- [Problem 1] Copy out the stretch of the lecture excerpt from "Arrival Addresses and" through "is without anxiety.", word for word.
- [Problem 2] In one to three sentences, explain why the lecture excerpt says going to Kṛṣṇa's abode is beneficial.

--- Source document ---

Expressions researched:
"make your point like that we should not be attracted by the so-called material bodily comfortable life. This is also comfortable. Simply we imagine that city life, having many cars and many skyscraper buildings, big, big roads, that is comfortable"

Lectures

Arrival Addresses and Talks

Make your point like that we should not be attracted by the so-called material bodily comfortable life. This is also comfortable. Simply we imagine that city life, having many cars and many skyscraper buildings, big, big roads, that is comfortable. Comfortable means without anxiety. That is comfort. Real life is without anxiety.

I am old man. If I say, "No after-death. I have no," as I have changed my childhood body, youthhood to boyhood like that, again similarly I will change. These are very plain facts, but modern civilization, they are so fools and rascal, they cannot understand even this plain truth—tathā dehāntara-prāptir (BG 2.13). There is.

Now what kind of dehānta, change of body, that depends on you. You are preparing your own body; I am preparing my body. So that is explained in the Bhagavad-gītā. You can prepare your next body in higher planets as demigods or you can prepare your next body within this planet. You can go to the Pitṛloka, and if you like you can go to Kṛṣṇa's abode. That depends on you. You make your choice. So the intelligent person will say that "What is the use of going to the higher planet or remaining here if I have to prepare my own body for the next life? Why not prepare my next life to associate with Kṛṣṇa?" This is intelligence. And what is the benefit of going to Kṛṣṇa? Kṛṣṇa says,

yad gatvā na nivartante
tad dhāma paramaṁ mama
(BG 15.6)

That if you go back to home, back to Godhead, Kṛṣṇa, then you haven’t got to come again and accept this temporary, material body and suffer. This whole thing is explained in the Bhagavad-gītā. Read very carefully. I have tried to explain.

--- Provided information ---

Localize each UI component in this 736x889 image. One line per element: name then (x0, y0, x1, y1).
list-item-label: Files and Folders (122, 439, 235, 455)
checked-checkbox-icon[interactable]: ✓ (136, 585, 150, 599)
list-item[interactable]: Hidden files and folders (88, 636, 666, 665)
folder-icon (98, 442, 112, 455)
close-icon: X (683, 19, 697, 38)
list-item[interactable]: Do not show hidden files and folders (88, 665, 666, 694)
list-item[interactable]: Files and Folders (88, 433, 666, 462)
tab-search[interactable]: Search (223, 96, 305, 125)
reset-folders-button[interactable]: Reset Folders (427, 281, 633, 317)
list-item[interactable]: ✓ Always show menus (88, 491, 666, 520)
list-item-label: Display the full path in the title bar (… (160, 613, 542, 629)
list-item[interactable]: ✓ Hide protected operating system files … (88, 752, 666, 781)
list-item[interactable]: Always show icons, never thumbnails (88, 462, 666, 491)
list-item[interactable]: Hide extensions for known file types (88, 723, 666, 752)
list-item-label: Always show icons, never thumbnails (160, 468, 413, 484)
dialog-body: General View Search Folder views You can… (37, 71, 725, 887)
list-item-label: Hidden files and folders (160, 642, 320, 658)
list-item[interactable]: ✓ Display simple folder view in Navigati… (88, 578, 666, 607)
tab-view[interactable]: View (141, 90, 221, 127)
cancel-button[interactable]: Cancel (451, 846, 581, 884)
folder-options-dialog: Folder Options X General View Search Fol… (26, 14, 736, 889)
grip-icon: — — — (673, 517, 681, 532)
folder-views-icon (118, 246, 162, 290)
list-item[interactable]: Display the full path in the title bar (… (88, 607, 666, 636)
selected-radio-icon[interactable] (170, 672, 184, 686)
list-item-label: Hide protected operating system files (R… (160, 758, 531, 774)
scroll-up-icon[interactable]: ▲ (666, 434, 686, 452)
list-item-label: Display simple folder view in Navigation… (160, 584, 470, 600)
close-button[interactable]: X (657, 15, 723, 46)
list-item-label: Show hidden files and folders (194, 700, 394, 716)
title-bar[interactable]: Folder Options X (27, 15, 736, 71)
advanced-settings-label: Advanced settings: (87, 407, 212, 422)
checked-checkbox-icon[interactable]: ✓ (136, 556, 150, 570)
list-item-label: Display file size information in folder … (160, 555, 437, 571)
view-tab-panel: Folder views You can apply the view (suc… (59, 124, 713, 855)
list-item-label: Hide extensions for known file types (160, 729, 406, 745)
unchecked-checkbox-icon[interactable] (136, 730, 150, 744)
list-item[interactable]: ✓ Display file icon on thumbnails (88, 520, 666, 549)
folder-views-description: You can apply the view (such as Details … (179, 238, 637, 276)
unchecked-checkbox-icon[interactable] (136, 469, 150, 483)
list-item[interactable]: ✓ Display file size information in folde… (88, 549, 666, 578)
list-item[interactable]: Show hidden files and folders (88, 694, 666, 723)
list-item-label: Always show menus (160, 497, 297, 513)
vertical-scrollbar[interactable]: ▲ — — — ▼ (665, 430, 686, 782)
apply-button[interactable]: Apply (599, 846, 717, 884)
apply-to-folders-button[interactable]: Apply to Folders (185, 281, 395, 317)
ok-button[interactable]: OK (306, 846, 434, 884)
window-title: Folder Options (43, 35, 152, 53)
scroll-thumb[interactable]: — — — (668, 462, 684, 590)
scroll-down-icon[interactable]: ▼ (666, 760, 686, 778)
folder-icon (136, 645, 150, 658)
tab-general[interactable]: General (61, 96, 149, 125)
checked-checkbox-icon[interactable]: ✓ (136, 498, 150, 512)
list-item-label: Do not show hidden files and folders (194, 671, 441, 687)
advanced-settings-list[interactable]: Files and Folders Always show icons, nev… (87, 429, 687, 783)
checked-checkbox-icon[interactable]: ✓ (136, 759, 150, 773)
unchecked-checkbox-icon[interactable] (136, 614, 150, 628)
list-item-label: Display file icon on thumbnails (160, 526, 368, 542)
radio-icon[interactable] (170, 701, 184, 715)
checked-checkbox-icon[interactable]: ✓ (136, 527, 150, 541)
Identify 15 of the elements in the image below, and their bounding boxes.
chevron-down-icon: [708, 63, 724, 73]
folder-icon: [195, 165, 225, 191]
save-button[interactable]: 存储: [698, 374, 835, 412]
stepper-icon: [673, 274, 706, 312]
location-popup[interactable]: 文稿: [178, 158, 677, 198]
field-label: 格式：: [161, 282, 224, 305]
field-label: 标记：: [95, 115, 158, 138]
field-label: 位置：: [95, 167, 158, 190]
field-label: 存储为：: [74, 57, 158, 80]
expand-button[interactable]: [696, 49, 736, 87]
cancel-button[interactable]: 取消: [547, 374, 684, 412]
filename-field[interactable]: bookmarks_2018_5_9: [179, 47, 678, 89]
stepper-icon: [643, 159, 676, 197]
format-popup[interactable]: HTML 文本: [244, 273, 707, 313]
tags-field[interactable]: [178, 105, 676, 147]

---

- [Exercise solution 1]
Arrival Addresses and Talks

Make your point like that we should not be attracted by the so-called material bodily comfortable life. This is also comfortable. Simply we imagine that city life, having many cars and many skyscraper buildings, big, big roads, that is comfortable. Comfortable means without anxiety. That is comfort. Real life is without anxiety.

- [Exercise solution 2] Someone who goes back home, back to Godhead, does not have to come again and accept a temporary, material body and suffer. The speaker supports this with Kṛṣṇa's words from the Bhagavad-gītā (BG 15.6).